**SUPPLIED MATERIAL**
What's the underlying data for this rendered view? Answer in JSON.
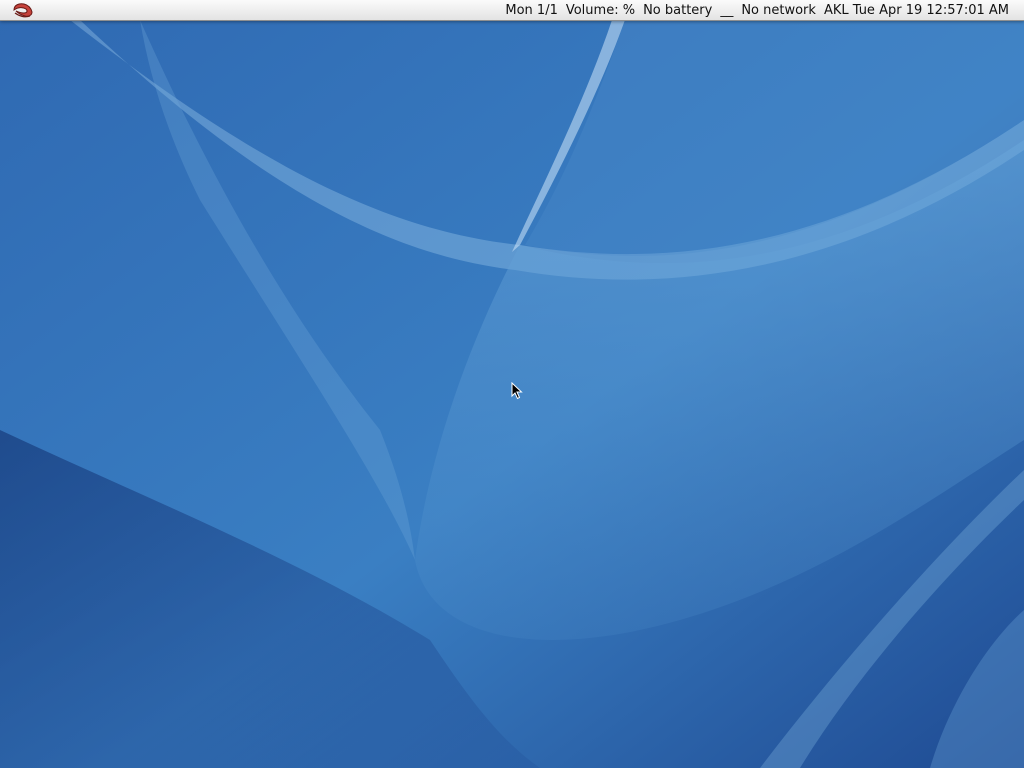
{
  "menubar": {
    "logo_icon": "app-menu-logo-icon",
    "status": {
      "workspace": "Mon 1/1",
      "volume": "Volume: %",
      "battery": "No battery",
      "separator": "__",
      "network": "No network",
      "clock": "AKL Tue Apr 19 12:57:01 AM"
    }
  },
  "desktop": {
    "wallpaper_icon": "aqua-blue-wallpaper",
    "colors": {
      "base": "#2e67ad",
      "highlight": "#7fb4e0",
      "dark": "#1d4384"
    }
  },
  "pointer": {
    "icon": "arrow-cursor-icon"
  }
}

**WHAT YOU SHOULD DO**
Reproduce every record above exactly, omitting the pictures.

**FULL SOLUTION**
What's the underlying data for this rendered view? Answer in JSON.
{
  "menubar": {
    "logo_icon": "app-menu-logo-icon",
    "status": {
      "workspace": "Mon 1/1",
      "volume": "Volume: %",
      "battery": "No battery",
      "separator": "__",
      "network": "No network",
      "clock": "AKL Tue Apr 19 12:57:01 AM"
    }
  },
  "desktop": {
    "wallpaper_icon": "aqua-blue-wallpaper",
    "colors": {
      "base": "#2e67ad",
      "highlight": "#7fb4e0",
      "dark": "#1d4384"
    }
  },
  "pointer": {
    "icon": "arrow-cursor-icon"
  }
}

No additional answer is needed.